## Start SUPPLIED INFORMATION

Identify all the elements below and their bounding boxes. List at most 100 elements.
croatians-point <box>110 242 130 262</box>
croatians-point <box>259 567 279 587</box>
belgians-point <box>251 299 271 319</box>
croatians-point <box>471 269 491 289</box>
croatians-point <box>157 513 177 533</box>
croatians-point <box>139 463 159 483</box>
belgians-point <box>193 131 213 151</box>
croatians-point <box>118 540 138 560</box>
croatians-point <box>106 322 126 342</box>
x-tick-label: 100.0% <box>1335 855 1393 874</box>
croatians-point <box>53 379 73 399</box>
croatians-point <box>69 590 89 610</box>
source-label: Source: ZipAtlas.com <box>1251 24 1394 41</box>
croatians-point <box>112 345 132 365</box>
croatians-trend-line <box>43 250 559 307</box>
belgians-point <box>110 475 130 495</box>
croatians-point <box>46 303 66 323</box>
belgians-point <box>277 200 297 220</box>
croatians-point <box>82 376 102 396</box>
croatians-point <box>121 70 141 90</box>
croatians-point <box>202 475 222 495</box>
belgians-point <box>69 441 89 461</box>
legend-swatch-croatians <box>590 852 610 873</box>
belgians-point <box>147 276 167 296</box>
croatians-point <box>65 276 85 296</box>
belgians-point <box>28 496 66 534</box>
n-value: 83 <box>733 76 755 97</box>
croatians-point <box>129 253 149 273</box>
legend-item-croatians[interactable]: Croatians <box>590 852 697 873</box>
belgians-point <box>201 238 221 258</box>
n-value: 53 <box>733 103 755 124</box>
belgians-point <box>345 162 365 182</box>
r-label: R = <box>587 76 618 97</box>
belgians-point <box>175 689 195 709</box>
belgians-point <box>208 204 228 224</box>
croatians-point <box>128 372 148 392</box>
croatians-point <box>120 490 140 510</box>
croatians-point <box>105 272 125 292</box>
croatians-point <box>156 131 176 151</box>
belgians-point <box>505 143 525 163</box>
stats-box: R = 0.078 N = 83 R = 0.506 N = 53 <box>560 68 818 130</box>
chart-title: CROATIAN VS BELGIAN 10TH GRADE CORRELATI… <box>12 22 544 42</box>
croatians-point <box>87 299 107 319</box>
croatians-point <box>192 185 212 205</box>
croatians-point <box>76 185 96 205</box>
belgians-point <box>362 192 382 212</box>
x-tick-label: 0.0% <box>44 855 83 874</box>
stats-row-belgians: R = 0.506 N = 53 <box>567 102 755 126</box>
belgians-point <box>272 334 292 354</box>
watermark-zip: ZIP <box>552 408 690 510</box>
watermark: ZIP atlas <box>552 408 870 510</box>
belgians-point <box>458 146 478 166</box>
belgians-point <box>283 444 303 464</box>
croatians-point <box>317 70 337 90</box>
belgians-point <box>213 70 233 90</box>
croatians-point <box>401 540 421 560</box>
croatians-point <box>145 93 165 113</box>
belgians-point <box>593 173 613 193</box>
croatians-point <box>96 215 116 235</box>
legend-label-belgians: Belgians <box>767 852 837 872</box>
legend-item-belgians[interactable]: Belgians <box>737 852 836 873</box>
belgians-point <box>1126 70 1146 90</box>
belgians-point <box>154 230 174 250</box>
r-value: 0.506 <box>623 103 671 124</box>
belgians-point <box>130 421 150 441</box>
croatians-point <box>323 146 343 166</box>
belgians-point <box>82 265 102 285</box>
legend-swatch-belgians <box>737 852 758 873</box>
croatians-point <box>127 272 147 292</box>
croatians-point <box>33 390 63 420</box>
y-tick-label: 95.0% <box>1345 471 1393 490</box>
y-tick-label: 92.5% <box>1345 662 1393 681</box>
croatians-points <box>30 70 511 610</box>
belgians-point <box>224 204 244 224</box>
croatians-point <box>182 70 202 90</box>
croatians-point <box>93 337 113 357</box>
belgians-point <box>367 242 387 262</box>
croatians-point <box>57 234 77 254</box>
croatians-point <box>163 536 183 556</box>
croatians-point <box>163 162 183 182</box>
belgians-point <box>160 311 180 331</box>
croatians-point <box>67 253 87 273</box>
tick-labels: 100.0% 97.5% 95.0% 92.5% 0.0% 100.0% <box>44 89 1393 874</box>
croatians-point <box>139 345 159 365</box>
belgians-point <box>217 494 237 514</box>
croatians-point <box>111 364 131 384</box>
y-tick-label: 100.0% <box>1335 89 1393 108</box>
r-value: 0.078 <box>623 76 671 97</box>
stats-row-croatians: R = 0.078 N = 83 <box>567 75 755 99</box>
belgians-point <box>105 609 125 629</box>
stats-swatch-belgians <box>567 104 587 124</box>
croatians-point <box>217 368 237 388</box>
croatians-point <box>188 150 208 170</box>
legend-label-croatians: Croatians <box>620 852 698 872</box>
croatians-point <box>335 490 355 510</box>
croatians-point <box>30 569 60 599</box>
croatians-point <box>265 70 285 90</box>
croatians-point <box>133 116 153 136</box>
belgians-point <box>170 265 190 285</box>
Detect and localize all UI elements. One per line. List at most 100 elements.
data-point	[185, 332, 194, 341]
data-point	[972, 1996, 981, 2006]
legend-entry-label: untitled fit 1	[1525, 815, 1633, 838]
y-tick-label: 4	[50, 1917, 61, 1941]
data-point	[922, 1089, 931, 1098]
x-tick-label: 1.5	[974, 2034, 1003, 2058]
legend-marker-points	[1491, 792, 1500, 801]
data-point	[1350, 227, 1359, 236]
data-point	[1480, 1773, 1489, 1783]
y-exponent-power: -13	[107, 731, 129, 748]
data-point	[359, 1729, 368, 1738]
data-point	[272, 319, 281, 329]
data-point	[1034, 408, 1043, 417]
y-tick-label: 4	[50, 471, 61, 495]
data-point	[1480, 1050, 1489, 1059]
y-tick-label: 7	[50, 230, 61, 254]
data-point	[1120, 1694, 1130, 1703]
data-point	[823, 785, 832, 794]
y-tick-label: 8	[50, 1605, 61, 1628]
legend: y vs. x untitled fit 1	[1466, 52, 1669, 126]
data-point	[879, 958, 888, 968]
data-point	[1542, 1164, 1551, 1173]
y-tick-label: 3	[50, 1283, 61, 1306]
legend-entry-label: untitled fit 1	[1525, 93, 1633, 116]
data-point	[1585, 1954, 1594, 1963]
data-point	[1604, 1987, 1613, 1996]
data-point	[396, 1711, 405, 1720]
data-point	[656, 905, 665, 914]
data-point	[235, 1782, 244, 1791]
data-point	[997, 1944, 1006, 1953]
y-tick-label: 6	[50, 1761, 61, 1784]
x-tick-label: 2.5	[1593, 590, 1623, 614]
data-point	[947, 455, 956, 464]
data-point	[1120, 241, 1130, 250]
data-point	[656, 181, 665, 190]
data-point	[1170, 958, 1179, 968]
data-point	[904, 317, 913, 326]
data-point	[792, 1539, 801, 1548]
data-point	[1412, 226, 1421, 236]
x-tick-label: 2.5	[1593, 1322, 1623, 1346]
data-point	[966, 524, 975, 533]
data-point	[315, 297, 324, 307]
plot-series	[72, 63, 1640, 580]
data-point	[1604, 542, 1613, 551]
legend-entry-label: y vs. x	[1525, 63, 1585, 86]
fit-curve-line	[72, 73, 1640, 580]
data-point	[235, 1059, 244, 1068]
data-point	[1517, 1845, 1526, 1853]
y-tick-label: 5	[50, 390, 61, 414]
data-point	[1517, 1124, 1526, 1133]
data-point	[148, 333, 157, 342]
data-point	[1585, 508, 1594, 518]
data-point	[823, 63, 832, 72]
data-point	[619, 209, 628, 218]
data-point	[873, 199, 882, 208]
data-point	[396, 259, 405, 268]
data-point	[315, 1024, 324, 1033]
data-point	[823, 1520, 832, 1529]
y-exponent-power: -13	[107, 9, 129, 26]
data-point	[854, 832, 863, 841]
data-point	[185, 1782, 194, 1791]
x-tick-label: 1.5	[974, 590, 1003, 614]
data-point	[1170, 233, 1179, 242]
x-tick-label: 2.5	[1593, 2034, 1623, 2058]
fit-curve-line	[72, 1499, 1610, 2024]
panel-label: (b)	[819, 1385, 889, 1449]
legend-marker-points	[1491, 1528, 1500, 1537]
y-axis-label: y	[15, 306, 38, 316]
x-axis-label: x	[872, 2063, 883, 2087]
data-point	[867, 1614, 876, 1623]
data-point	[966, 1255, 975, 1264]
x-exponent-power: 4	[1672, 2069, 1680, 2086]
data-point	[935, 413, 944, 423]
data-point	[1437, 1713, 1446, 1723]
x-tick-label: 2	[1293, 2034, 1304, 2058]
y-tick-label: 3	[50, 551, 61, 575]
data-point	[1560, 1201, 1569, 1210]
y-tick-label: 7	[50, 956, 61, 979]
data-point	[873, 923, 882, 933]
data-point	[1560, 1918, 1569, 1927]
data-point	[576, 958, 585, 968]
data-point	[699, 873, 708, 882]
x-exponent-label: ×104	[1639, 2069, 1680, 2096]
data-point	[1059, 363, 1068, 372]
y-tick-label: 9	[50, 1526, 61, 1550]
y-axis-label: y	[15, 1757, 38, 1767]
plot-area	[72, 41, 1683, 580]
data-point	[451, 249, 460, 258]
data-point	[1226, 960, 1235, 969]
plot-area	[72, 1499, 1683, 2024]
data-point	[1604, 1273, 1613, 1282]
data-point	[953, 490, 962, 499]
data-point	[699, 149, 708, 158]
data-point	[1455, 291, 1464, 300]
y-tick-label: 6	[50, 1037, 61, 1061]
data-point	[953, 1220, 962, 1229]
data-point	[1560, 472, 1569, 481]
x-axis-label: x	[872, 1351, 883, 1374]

## End SUPPLIED INFORMATION

Copy the records word for word, from their first line down through the line containing "n-value: 53 <box>733 103 755 124</box>".

Identify all the elements below and their bounding boxes. List at most 100 elements.
croatians-point <box>110 242 130 262</box>
croatians-point <box>259 567 279 587</box>
belgians-point <box>251 299 271 319</box>
croatians-point <box>471 269 491 289</box>
croatians-point <box>157 513 177 533</box>
croatians-point <box>139 463 159 483</box>
belgians-point <box>193 131 213 151</box>
croatians-point <box>118 540 138 560</box>
croatians-point <box>106 322 126 342</box>
x-tick-label: 100.0% <box>1335 855 1393 874</box>
croatians-point <box>53 379 73 399</box>
croatians-point <box>69 590 89 610</box>
source-label: Source: ZipAtlas.com <box>1251 24 1394 41</box>
croatians-point <box>112 345 132 365</box>
croatians-trend-line <box>43 250 559 307</box>
belgians-point <box>110 475 130 495</box>
croatians-point <box>46 303 66 323</box>
belgians-point <box>277 200 297 220</box>
croatians-point <box>82 376 102 396</box>
croatians-point <box>121 70 141 90</box>
croatians-point <box>202 475 222 495</box>
belgians-point <box>69 441 89 461</box>
legend-swatch-croatians <box>590 852 610 873</box>
belgians-point <box>147 276 167 296</box>
croatians-point <box>65 276 85 296</box>
belgians-point <box>28 496 66 534</box>
n-value: 83 <box>733 76 755 97</box>
croatians-point <box>129 253 149 273</box>
legend-item-croatians[interactable]: Croatians <box>590 852 697 873</box>
belgians-point <box>201 238 221 258</box>
n-value: 53 <box>733 103 755 124</box>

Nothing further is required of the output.